Stated task> Locate each line in the records containing "HAYNES". Copy it.

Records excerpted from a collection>
# # # # # # #

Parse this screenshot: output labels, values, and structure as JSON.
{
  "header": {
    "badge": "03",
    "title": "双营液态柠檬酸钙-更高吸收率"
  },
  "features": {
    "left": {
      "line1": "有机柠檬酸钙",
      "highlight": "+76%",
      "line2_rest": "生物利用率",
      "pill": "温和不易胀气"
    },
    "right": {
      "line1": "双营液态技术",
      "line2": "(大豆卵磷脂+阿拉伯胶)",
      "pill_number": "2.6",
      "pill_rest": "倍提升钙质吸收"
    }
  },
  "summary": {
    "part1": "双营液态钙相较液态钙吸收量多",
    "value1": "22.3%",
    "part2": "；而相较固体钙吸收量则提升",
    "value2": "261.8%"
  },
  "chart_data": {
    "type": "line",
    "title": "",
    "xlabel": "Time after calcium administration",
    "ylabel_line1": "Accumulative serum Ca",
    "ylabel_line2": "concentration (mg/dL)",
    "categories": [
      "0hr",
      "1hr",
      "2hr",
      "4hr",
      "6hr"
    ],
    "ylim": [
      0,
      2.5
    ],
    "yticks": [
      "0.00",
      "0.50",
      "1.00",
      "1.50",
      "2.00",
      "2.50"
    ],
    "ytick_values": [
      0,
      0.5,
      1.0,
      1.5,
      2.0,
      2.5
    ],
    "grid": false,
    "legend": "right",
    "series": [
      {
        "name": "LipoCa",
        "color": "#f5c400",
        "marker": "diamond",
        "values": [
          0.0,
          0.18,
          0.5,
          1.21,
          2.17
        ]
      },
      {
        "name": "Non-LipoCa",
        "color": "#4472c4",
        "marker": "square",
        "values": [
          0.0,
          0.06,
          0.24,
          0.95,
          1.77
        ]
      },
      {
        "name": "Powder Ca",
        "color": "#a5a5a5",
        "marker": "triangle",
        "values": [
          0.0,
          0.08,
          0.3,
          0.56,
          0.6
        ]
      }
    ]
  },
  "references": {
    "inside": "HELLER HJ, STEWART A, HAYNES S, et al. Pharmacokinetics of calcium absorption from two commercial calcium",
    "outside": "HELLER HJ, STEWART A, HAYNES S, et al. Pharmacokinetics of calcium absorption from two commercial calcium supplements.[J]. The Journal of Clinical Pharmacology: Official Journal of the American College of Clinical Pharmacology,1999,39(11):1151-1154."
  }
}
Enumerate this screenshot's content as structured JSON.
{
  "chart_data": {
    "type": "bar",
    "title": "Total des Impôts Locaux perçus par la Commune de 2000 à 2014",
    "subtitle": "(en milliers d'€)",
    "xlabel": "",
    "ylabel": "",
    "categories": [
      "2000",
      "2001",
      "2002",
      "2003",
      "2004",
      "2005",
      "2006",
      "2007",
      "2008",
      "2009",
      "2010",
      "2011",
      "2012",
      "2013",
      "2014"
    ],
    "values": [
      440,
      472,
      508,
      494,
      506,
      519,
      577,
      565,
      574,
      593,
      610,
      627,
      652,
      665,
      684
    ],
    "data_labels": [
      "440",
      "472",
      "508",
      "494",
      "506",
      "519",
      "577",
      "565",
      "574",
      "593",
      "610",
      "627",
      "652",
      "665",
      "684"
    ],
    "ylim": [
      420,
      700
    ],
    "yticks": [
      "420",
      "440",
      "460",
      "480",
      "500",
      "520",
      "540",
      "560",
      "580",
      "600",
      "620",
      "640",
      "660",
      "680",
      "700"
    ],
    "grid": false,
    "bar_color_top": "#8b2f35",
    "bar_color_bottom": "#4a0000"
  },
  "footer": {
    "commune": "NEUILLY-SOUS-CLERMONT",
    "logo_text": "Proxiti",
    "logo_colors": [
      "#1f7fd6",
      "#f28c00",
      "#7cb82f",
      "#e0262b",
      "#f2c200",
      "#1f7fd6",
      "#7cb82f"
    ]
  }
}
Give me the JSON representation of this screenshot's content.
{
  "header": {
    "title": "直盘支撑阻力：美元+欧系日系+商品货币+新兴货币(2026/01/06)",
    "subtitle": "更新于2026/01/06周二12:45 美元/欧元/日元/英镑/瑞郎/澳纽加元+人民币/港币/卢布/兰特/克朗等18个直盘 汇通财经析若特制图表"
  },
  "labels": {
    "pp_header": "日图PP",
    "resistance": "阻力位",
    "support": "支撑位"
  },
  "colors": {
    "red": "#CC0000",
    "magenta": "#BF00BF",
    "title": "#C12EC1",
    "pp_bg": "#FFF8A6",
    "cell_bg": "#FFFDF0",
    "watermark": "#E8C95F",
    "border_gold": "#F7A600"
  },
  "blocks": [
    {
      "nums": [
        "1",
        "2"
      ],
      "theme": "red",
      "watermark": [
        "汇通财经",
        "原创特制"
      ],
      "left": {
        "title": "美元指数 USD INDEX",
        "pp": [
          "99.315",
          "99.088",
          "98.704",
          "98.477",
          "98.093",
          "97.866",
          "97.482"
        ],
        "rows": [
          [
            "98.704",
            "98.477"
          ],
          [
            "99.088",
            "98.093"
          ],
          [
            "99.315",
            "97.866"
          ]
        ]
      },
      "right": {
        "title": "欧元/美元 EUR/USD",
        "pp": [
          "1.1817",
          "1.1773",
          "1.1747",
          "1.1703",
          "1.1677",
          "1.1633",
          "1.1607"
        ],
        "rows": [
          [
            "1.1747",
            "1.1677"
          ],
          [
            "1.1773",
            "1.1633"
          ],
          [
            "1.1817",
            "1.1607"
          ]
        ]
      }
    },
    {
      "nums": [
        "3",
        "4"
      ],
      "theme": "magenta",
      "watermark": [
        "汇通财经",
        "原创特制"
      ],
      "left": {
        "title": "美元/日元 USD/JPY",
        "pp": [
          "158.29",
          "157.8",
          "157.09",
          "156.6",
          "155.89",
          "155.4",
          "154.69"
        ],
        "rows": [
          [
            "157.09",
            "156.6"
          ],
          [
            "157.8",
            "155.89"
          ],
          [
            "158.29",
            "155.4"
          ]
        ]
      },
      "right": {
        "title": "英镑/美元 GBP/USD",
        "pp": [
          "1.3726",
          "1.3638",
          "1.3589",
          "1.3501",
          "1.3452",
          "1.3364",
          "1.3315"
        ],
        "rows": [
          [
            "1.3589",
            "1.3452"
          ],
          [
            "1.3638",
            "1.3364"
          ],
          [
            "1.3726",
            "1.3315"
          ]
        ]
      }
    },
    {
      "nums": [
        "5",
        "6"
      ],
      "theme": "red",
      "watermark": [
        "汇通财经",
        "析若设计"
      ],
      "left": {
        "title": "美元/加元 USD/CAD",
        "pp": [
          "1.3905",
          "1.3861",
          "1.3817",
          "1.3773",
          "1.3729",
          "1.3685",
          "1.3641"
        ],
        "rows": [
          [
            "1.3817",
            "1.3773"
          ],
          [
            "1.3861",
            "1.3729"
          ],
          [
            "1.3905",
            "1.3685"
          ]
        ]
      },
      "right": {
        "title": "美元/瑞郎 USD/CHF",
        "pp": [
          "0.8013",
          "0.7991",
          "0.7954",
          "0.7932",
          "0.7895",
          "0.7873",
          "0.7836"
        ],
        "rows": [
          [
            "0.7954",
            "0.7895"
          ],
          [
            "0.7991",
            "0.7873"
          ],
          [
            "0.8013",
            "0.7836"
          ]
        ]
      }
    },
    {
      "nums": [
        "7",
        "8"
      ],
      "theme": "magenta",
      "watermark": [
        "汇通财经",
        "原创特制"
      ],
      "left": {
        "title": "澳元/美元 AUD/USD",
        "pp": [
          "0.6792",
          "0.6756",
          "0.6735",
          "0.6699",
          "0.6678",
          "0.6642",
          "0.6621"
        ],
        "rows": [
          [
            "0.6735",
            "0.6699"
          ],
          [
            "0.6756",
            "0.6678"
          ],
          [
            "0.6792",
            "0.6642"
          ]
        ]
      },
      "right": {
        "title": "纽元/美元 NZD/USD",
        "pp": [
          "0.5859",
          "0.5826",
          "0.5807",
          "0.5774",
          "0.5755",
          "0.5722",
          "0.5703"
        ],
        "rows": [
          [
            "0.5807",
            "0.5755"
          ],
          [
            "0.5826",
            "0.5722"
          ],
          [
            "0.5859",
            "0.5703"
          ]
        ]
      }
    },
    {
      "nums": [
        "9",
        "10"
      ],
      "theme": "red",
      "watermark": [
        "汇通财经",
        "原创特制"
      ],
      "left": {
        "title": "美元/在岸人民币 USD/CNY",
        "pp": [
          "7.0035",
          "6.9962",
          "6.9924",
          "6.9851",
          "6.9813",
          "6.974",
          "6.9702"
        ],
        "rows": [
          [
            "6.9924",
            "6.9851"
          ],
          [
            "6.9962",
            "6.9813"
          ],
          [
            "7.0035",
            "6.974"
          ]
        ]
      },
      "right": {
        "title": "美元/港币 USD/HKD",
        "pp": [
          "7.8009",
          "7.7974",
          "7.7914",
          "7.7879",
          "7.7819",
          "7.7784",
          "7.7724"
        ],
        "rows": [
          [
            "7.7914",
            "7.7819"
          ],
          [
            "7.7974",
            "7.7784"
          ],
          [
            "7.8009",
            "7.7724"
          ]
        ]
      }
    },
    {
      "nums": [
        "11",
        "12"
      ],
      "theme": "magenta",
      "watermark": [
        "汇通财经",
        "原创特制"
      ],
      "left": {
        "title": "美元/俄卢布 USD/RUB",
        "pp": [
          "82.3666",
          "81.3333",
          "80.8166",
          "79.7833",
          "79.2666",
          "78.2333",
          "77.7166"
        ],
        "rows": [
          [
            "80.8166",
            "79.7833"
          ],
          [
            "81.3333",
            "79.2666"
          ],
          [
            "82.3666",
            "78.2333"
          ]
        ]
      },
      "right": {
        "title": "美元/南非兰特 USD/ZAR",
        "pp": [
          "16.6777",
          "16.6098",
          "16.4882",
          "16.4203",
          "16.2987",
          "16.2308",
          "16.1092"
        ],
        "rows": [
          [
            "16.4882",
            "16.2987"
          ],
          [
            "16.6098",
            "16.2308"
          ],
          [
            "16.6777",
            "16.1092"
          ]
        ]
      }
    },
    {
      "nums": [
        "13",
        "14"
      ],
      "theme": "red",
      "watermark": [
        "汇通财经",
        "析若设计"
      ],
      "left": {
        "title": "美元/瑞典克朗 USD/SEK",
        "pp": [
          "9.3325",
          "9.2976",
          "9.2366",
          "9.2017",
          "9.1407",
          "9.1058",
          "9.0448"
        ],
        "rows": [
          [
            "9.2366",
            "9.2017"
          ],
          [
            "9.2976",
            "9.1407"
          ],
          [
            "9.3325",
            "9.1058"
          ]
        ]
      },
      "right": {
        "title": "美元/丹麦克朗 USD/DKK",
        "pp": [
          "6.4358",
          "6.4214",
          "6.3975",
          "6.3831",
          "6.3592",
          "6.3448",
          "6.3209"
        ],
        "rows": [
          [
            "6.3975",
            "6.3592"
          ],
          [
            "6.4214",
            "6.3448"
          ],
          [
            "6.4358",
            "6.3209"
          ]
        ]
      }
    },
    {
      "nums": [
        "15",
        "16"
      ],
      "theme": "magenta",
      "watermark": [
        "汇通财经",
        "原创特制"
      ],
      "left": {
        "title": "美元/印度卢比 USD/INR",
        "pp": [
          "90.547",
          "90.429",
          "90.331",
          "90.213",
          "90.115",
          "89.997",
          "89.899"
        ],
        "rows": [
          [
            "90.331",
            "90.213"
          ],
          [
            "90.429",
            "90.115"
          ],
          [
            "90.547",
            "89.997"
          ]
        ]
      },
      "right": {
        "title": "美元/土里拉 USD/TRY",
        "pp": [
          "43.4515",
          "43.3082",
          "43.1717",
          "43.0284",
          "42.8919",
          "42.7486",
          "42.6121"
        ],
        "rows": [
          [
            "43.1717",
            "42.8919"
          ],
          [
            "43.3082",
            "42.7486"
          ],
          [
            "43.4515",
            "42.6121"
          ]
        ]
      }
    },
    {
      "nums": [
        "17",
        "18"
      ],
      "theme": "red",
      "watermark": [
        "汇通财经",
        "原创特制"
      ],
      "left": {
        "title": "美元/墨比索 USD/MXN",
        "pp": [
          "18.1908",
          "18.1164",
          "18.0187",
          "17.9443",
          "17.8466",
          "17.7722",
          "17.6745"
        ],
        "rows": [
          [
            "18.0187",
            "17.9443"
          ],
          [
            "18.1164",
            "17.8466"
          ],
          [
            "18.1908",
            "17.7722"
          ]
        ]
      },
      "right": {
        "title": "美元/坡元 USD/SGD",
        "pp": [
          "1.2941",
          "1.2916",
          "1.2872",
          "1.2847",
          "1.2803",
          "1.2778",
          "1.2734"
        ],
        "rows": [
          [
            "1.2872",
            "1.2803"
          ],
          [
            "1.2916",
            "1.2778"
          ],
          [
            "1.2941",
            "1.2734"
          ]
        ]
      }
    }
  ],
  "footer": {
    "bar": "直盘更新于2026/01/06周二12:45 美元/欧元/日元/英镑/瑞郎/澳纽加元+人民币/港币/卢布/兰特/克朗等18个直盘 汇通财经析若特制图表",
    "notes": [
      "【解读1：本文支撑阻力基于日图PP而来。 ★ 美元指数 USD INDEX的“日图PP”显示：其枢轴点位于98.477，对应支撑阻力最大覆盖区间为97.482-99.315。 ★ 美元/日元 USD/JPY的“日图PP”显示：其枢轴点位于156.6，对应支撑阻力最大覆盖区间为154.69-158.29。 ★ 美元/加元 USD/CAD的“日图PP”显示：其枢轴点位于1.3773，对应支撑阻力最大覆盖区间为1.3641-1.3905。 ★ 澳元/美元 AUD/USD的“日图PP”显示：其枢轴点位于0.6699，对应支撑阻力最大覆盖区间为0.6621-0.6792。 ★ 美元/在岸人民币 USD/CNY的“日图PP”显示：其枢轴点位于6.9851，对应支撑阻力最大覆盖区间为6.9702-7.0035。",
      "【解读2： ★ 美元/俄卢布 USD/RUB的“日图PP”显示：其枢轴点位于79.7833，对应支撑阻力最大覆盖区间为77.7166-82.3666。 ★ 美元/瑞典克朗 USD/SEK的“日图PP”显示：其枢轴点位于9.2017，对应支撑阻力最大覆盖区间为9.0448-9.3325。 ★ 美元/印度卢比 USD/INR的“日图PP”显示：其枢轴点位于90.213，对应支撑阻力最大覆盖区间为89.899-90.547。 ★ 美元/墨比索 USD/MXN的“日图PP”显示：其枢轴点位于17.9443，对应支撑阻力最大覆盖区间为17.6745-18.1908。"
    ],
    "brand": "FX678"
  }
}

# # # # # # #

Completed exercise>
    "inside": "HELLER HJ, STEWART A, HAYNES S, et al. Pharmacokinetics of calcium absorption from two commercial calcium",
    "outside": "HELLER HJ, STEWART A, HAYNES S, et al. Pharmacokinetics of calcium absorption from two commercial calcium supplements.[J]. The Journal of Clinical Pharmacology: Official Journal of the American College of Clinical Pharmacology,1999,39(11):1151-1154."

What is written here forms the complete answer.